◆ **Your goal**
Reproduce the listing below exactly. Pictures do not belong in the copy.

◆ **Data excerpts**
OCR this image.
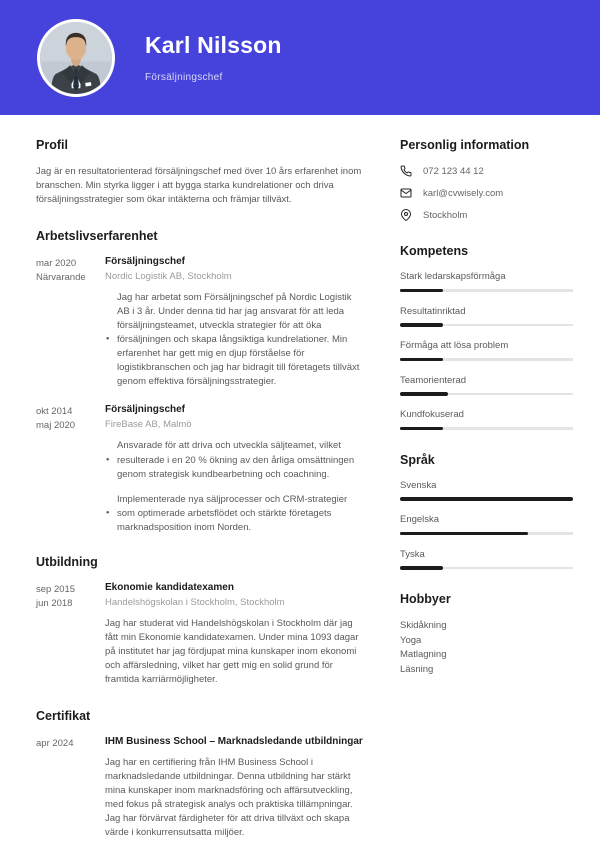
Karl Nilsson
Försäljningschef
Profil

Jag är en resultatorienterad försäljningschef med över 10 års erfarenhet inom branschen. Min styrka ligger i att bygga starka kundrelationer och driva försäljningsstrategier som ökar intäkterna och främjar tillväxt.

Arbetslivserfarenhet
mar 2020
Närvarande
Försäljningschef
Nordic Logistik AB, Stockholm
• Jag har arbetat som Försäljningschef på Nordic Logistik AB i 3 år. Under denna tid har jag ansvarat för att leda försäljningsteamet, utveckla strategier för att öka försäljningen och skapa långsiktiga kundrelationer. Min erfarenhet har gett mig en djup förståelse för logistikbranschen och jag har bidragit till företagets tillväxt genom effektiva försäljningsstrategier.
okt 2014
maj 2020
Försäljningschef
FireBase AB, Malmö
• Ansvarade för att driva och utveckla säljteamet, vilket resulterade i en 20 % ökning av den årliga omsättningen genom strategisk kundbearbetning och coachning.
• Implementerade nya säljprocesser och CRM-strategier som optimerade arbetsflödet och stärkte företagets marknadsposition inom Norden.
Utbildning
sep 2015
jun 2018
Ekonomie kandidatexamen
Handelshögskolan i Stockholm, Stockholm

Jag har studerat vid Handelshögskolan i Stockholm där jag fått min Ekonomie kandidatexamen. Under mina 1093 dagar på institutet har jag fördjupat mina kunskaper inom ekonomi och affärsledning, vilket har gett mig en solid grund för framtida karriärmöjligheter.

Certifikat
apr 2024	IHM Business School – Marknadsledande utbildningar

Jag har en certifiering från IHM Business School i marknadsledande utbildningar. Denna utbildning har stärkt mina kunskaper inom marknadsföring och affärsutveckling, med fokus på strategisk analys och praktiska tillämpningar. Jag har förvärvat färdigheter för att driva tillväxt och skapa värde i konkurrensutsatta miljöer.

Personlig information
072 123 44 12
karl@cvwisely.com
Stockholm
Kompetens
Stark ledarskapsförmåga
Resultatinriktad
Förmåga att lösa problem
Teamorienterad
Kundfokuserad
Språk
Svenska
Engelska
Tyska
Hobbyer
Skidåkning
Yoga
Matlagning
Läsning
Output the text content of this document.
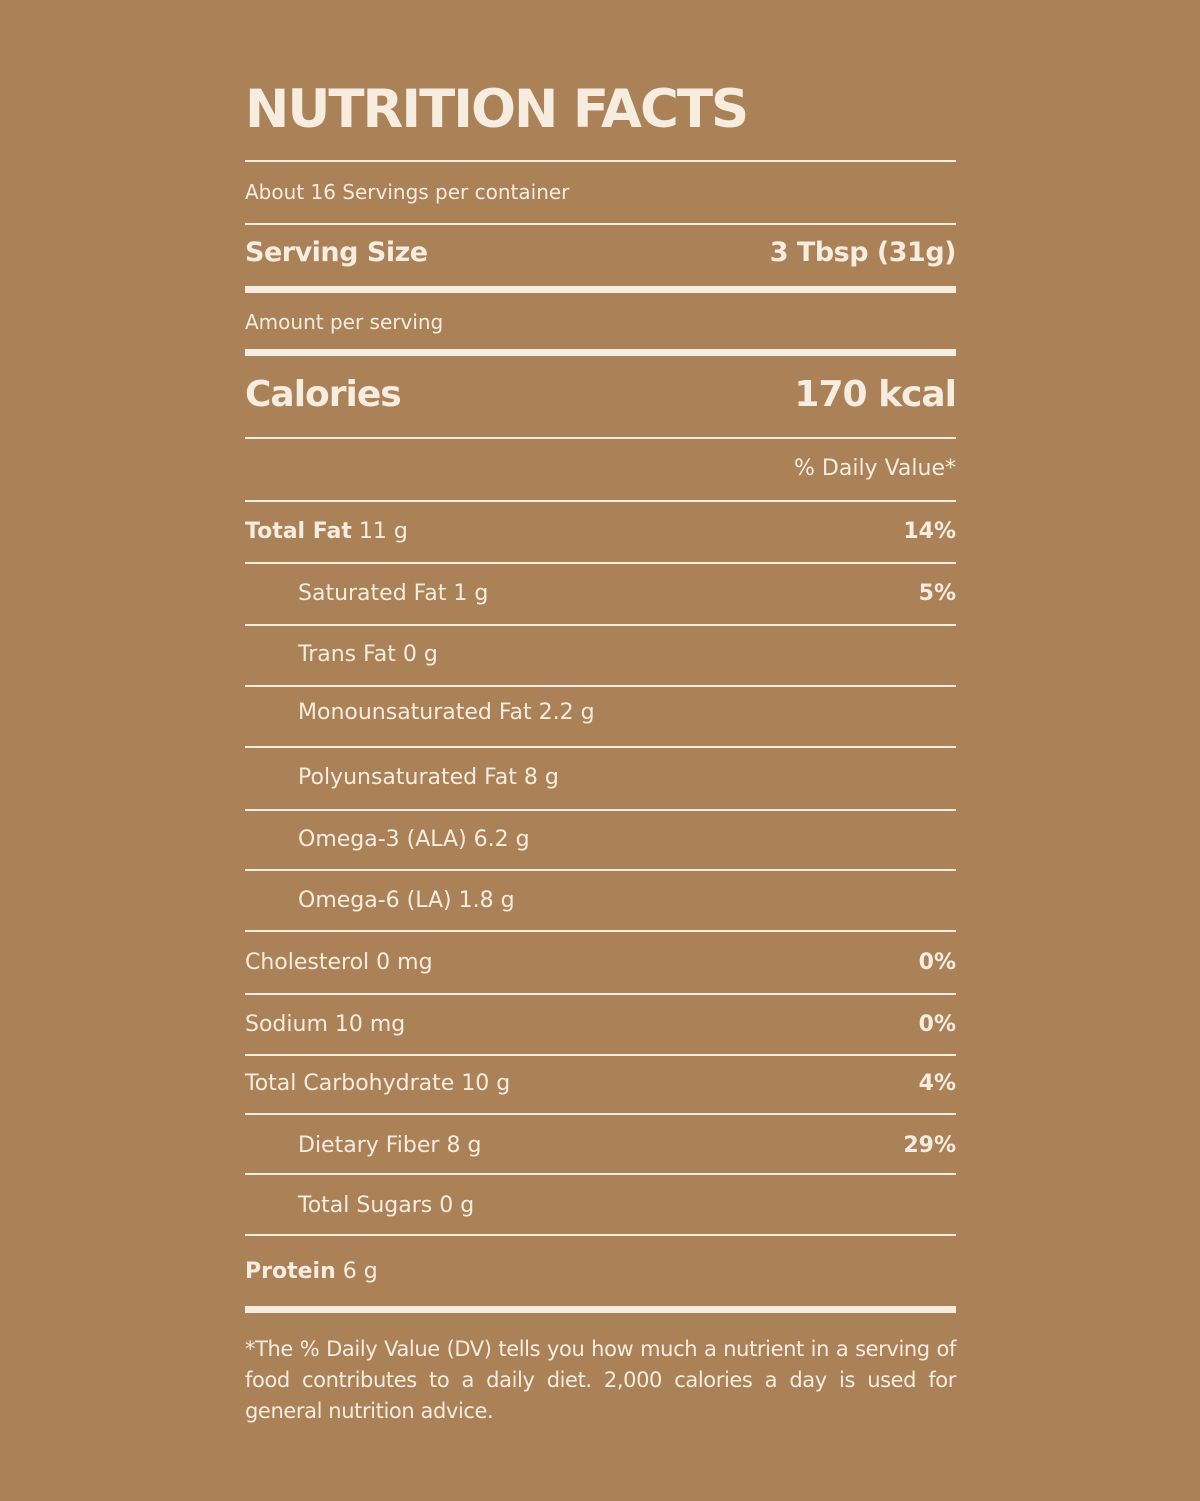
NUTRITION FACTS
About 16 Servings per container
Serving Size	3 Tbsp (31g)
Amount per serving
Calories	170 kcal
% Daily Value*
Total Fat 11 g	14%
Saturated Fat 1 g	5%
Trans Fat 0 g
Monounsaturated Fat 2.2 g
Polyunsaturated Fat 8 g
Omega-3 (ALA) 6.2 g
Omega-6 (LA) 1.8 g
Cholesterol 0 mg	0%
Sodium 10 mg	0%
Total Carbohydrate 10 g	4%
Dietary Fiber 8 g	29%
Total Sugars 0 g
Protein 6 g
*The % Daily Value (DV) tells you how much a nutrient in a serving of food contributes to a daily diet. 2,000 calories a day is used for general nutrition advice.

◆ **Answer box**
OCR this image.
Karl Nilsson
Försäljningschef
Profil

Jag är en resultatorienterad försäljningschef med över 10 års erfarenhet inom branschen. Min styrka ligger i att bygga starka kundrelationer och driva försäljningsstrategier som ökar intäkterna och främjar tillväxt.

Arbetslivserfarenhet
mar 2020
Närvarande
Försäljningschef
Nordic Logistik AB, Stockholm
• Jag har arbetat som Försäljningschef på Nordic Logistik AB i 3 år. Under denna tid har jag ansvarat för att leda försäljningsteamet, utveckla strategier för att öka försäljningen och skapa långsiktiga kundrelationer. Min erfarenhet har gett mig en djup förståelse för logistikbranschen och jag har bidragit till företagets tillväxt genom effektiva försäljningsstrategier.
okt 2014
maj 2020
Försäljningschef
FireBase AB, Malmö
• Ansvarade för att driva och utveckla säljteamet, vilket resulterade i en 20 % ökning av den årliga omsättningen genom strategisk kundbearbetning och coachning.
• Implementerade nya säljprocesser och CRM-strategier som optimerade arbetsflödet och stärkte företagets marknadsposition inom Norden.
Utbildning
sep 2015
jun 2018
Ekonomie kandidatexamen
Handelshögskolan i Stockholm, Stockholm

Jag har studerat vid Handelshögskolan i Stockholm där jag fått min Ekonomie kandidatexamen. Under mina 1093 dagar på institutet har jag fördjupat mina kunskaper inom ekonomi och affärsledning, vilket har gett mig en solid grund för framtida karriärmöjligheter.

Certifikat
apr 2024	IHM Business School – Marknadsledande utbildningar

Jag har en certifiering från IHM Business School i marknadsledande utbildningar. Denna utbildning har stärkt mina kunskaper inom marknadsföring och affärsutveckling, med fokus på strategisk analys och praktiska tillämpningar. Jag har förvärvat färdigheter för att driva tillväxt och skapa värde i konkurrensutsatta miljöer.

Personlig information
072 123 44 12
karl@cvwisely.com
Stockholm
Kompetens
Stark ledarskapsförmåga
Resultatinriktad
Förmåga att lösa problem
Teamorienterad
Kundfokuserad
Språk
Svenska
Engelska
Tyska
Hobbyer
Skidåkning
Yoga
Matlagning
Läsning
Output the text content of this document.
NUTRITION FACTS
About 16 Servings per container
Serving Size	3 Tbsp (31g)
Amount per serving
Calories	170 kcal
% Daily Value*
Total Fat 11 g	14%
Saturated Fat 1 g	5%
Trans Fat 0 g
Monounsaturated Fat 2.2 g
Polyunsaturated Fat 8 g
Omega-3 (ALA) 6.2 g
Omega-6 (LA) 1.8 g
Cholesterol 0 mg	0%
Sodium 10 mg	0%
Total Carbohydrate 10 g	4%
Dietary Fiber 8 g	29%
Total Sugars 0 g
Protein 6 g
*The % Daily Value (DV) tells you how much a nutrient in a serving of food contributes to a daily diet. 2,000 calories a day is used for general nutrition advice.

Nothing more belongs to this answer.